> _DATASET RECORDS_
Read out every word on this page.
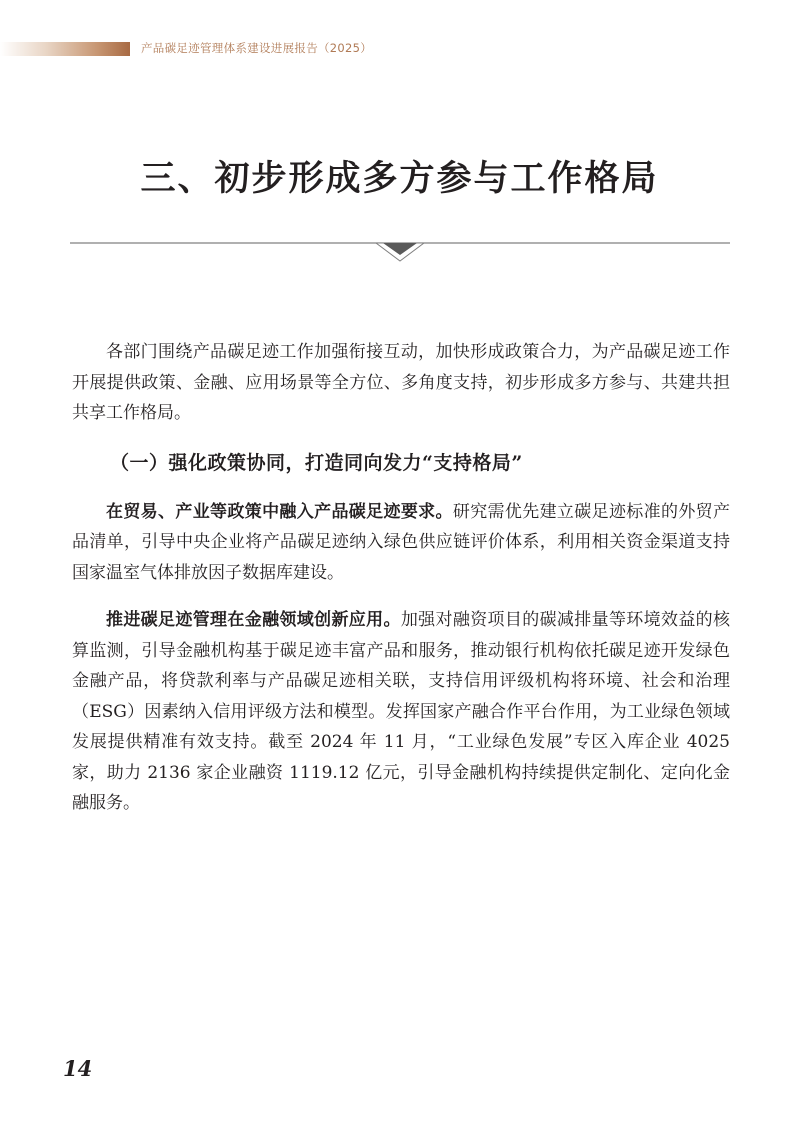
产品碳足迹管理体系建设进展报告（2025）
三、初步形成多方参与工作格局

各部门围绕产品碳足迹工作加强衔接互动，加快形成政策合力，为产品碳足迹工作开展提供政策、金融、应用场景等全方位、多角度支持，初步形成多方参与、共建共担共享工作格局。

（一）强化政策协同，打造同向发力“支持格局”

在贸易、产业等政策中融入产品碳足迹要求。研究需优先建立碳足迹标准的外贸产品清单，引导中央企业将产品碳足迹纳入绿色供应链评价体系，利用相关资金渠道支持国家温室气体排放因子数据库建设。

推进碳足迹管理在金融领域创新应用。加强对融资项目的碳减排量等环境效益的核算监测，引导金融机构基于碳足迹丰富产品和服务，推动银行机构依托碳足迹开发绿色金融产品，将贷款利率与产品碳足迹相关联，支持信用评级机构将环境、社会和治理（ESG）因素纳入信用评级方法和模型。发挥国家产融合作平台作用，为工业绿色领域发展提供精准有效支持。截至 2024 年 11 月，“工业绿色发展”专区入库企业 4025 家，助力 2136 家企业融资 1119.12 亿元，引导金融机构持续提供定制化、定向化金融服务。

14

--

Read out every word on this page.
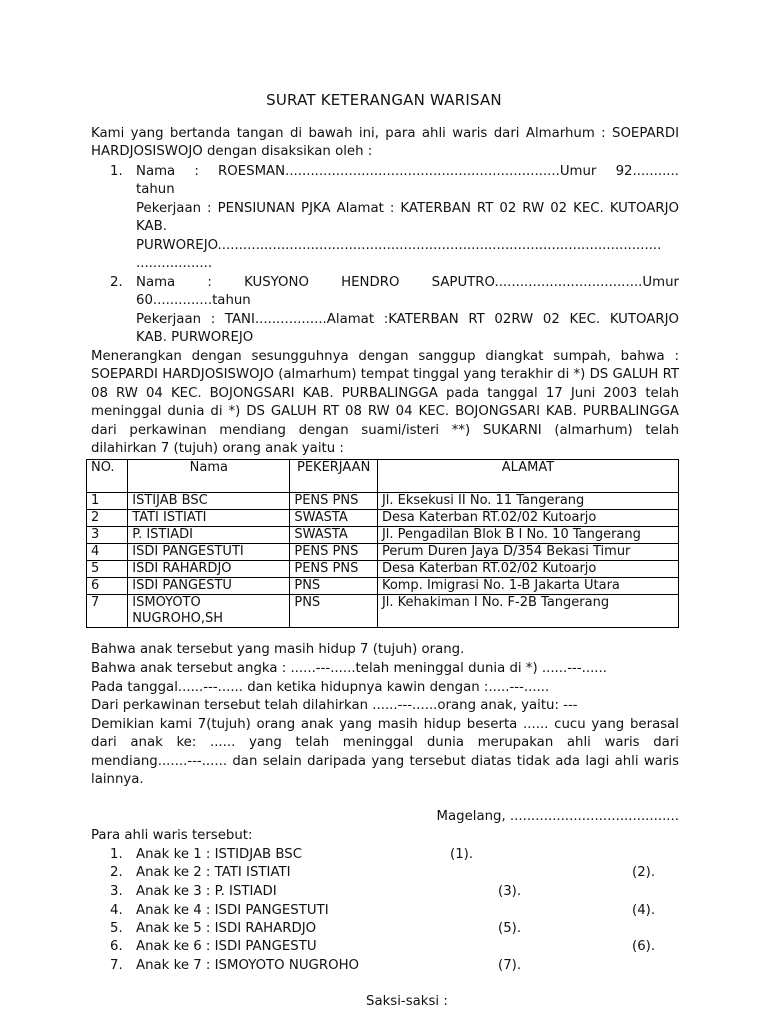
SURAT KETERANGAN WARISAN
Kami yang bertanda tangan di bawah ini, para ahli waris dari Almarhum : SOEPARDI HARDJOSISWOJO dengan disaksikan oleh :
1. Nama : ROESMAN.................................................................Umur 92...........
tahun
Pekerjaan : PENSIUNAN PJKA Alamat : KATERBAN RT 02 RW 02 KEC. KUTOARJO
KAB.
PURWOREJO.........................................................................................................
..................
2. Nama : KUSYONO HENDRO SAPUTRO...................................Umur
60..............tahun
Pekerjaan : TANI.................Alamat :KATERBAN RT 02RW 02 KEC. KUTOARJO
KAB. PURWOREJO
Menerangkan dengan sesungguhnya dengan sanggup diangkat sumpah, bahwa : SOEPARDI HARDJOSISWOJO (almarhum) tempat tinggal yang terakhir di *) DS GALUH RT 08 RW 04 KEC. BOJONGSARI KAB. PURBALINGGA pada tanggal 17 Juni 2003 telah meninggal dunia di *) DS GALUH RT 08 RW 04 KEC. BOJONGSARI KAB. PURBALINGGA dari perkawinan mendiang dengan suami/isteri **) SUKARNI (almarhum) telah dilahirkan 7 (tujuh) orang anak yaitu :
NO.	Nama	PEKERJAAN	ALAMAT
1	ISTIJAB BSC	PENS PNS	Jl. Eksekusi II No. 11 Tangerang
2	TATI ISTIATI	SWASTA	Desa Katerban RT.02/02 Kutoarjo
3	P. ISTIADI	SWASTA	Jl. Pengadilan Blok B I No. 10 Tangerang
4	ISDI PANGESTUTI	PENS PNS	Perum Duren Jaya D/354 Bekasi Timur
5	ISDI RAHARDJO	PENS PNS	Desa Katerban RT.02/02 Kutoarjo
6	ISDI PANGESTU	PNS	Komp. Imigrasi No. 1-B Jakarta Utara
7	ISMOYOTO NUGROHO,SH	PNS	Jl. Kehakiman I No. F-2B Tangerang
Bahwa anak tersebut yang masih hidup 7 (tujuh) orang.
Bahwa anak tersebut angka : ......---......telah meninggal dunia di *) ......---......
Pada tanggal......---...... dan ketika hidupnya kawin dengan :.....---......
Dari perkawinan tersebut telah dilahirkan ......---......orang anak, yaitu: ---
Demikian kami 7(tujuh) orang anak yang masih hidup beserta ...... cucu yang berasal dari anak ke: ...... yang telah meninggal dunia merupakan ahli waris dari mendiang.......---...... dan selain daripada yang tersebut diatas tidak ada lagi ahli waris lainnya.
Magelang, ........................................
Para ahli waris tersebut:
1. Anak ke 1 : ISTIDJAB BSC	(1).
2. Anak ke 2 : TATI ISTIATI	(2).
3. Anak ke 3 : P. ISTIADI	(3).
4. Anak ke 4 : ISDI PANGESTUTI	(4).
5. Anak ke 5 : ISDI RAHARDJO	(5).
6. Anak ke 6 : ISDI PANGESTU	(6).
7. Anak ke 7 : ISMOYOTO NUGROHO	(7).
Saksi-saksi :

> _SET TASK_
Above are the records. Identify each line that contains the word "ISTIADI".

> _RESPONSE TO THE TASK_
3	P. ISTIADI	SWASTA	Jl. Pengadilan Blok B I No. 10 Tangerang
3. Anak ke 3 : P. ISTIADI	(3).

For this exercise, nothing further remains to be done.